— begin Record list —
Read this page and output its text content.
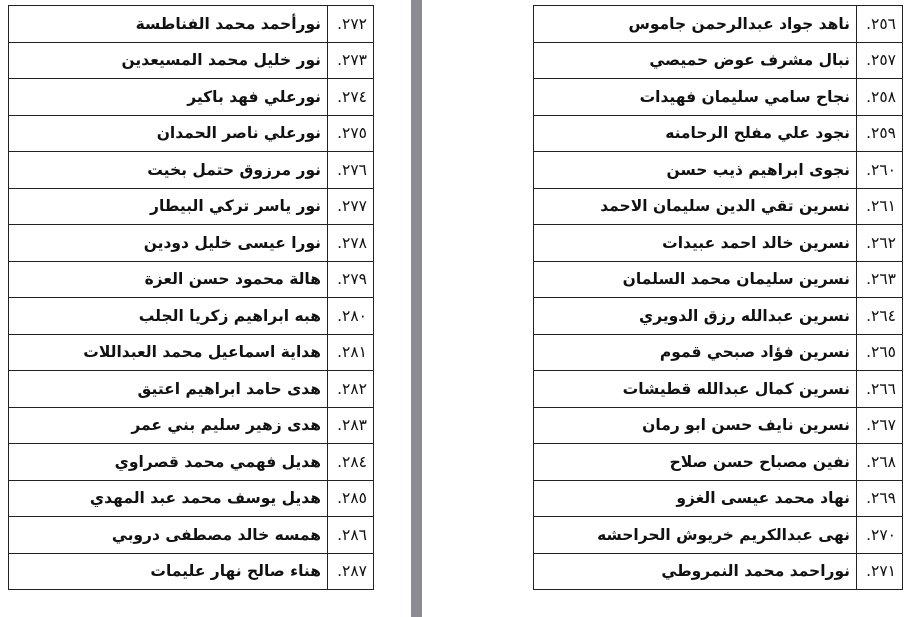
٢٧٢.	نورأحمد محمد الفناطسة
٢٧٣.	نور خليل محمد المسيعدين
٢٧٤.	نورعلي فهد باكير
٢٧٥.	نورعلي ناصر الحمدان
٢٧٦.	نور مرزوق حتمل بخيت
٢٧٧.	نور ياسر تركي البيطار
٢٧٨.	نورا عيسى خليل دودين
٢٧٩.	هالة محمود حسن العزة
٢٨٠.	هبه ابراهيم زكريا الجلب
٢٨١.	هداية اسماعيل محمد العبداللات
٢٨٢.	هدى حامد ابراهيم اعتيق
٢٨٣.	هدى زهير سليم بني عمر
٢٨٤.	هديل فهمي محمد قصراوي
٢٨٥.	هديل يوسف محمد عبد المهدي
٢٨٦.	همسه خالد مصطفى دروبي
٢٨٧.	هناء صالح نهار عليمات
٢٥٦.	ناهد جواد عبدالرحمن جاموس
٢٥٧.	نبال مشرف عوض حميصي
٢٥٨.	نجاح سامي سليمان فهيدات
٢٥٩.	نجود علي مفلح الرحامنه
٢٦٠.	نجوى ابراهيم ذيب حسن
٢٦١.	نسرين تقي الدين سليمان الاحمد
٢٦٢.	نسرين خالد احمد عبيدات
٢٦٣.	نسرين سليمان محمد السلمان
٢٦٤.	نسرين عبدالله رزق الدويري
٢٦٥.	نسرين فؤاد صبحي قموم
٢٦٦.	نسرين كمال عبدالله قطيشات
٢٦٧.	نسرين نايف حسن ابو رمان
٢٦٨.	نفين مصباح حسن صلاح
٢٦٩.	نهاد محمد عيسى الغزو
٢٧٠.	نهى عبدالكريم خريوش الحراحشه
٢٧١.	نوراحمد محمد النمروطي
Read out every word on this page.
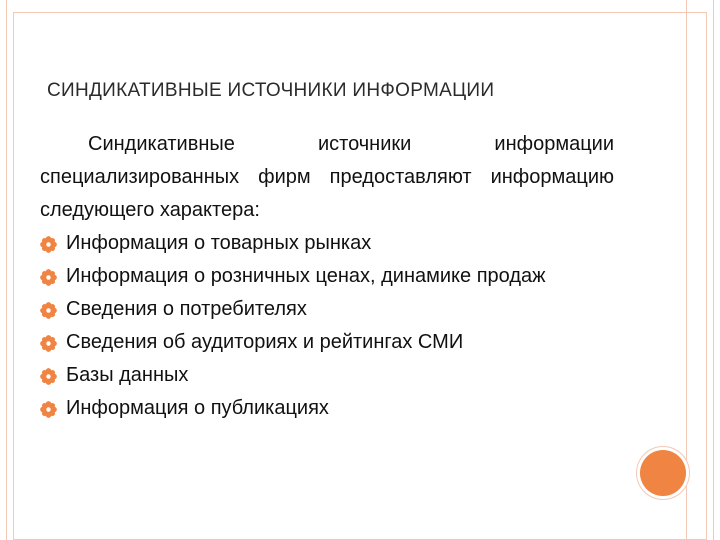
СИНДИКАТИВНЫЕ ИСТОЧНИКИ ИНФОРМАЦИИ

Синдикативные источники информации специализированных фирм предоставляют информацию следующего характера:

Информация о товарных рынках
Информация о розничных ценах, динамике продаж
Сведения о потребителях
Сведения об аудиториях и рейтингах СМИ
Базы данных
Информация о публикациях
— end Record list —
> Aim:
Each line from the one containing "Read out every word on this page." through the last line of the listing is to be given again exactly, with no pictures and no other lines.

> Exercise output:
Read out every word on this page.
СИНДИКАТИВНЫЕ ИСТОЧНИКИ ИНФОРМАЦИИ

Синдикативные источники информации специализированных фирм предоставляют информацию следующего характера:

Информация о товарных рынках
Информация о розничных ценах, динамике продаж
Сведения о потребителях
Сведения об аудиториях и рейтингах СМИ
Базы данных
Информация о публикациях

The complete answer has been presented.